— BEGIN Given entries —

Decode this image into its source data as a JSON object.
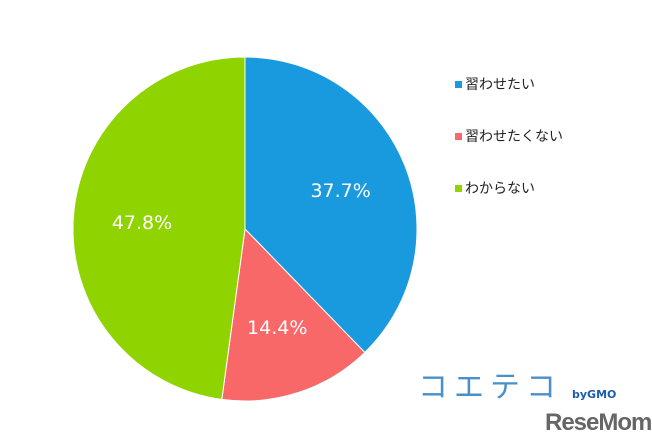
{
  "chart_data": {
    "type": "pie",
    "start_angle": "top",
    "direction": "clockwise",
    "series": [
      {
        "name": "習わせたい",
        "value": 37.7,
        "label": "37.7%",
        "color": "#1a9ade"
      },
      {
        "name": "習わせたくない",
        "value": 14.4,
        "label": "14.4%",
        "color": "#f96868"
      },
      {
        "name": "わからない",
        "value": 47.8,
        "label": "47.8%",
        "color": "#8fd400"
      }
    ],
    "legend_position": "right"
  },
  "logo": {
    "main": "コエテコ",
    "by": "byGMO",
    "watermark": "ReseMom"
  }
}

— END Given entries —

■ **Work to do**: Every line of the data should be copied as it stands, without the images.

■ **Written reply**:
Decode this image into its source data as a JSON object.
{
  "chart_data": {
    "type": "pie",
    "start_angle": "top",
    "direction": "clockwise",
    "series": [
      {
        "name": "習わせたい",
        "value": 37.7,
        "label": "37.7%",
        "color": "#1a9ade"
      },
      {
        "name": "習わせたくない",
        "value": 14.4,
        "label": "14.4%",
        "color": "#f96868"
      },
      {
        "name": "わからない",
        "value": 47.8,
        "label": "47.8%",
        "color": "#8fd400"
      }
    ],
    "legend_position": "right"
  },
  "logo": {
    "main": "コエテコ",
    "by": "byGMO",
    "watermark": "ReseMom"
  }
}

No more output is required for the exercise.